-- START OF RECORD SET --

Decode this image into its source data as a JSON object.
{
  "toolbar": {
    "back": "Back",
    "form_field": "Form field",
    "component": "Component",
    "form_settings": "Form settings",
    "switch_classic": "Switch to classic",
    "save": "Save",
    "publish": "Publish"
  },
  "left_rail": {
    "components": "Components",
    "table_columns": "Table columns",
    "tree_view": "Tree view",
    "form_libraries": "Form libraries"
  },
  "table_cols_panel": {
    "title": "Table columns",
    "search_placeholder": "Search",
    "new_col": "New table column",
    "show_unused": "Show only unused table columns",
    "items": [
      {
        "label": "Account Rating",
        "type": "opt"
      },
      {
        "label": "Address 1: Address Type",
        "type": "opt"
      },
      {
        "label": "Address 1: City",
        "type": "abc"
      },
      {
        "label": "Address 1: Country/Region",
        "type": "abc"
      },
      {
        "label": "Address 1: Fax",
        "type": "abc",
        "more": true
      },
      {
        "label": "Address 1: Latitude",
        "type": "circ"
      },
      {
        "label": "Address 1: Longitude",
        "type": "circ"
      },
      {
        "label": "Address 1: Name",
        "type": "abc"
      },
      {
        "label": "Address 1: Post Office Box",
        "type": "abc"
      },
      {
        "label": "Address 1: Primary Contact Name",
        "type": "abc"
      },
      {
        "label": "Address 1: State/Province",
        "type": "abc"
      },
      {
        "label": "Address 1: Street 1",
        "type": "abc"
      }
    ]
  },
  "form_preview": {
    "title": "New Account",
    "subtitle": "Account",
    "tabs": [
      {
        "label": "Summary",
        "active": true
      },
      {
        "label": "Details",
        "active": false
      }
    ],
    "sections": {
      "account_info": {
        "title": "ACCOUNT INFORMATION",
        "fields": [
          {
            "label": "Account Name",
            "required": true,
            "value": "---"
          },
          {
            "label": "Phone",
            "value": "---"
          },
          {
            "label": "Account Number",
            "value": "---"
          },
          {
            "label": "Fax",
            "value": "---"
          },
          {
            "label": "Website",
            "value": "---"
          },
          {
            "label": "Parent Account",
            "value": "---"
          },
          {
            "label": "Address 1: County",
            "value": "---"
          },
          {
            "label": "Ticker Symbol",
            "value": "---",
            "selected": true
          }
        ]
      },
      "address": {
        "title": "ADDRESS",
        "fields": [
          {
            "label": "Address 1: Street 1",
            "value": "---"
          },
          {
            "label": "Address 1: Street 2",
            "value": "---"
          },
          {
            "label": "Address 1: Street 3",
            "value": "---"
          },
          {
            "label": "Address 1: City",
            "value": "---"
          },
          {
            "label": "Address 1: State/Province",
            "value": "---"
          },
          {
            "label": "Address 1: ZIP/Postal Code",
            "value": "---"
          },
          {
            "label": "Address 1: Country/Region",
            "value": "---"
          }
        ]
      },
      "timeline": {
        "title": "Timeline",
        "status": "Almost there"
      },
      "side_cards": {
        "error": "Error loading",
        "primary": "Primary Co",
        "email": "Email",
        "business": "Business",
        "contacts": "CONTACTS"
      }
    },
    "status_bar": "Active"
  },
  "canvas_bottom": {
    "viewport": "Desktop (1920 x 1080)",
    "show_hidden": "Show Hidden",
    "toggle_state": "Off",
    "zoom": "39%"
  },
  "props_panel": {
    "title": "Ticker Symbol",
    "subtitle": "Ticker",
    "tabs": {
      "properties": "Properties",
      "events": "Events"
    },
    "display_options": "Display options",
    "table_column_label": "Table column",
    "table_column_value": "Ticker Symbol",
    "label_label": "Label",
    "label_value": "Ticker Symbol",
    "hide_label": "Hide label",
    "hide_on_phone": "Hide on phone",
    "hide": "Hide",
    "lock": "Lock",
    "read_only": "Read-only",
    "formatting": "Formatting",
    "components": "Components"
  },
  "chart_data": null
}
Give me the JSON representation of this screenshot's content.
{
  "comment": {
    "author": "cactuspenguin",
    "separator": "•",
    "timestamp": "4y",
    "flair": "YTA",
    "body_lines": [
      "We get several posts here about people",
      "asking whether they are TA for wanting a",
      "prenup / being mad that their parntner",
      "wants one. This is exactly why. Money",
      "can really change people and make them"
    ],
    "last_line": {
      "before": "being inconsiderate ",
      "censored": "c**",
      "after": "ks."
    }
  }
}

-- END OF RECORD SET --

▶ _DIRECTIONS FOR THIS TASK_
Locate the word "being" in the records above, and return each line that has it.

▶ _EXERCISE RESULT_
      "prenup / being mad that their parntner",
      "before": "being inconsiderate ",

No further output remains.